**Materials provided**
◇ ◇ ◇ ◇ ◇ ◇ ◇

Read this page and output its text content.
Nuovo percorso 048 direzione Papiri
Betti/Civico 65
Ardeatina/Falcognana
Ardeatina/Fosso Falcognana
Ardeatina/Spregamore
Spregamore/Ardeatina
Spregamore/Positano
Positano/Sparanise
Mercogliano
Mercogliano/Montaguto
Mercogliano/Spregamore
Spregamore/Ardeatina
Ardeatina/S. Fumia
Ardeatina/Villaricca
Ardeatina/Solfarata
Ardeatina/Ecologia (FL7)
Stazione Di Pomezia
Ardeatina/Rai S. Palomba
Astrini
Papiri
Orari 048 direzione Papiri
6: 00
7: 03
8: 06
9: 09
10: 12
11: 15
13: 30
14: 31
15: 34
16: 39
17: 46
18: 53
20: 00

◇ ◇ ◇ ◇ ◇ ◇ ◇

**What the task asks**
Set down every line of the listing above again, exactly as given.

**Exercise response**
Read this page and output its text content.
Nuovo percorso 048 direzione Papiri
Betti/Civico 65
Ardeatina/Falcognana
Ardeatina/Fosso Falcognana
Ardeatina/Spregamore
Spregamore/Ardeatina
Spregamore/Positano
Positano/Sparanise
Mercogliano
Mercogliano/Montaguto
Mercogliano/Spregamore
Spregamore/Ardeatina
Ardeatina/S. Fumia
Ardeatina/Villaricca
Ardeatina/Solfarata
Ardeatina/Ecologia (FL7)
Stazione Di Pomezia
Ardeatina/Rai S. Palomba
Astrini
Papiri
Orari 048 direzione Papiri
6: 00
7: 03
8: 06
9: 09
10: 12
11: 15
13: 30
14: 31
15: 34
16: 39
17: 46
18: 53
20: 00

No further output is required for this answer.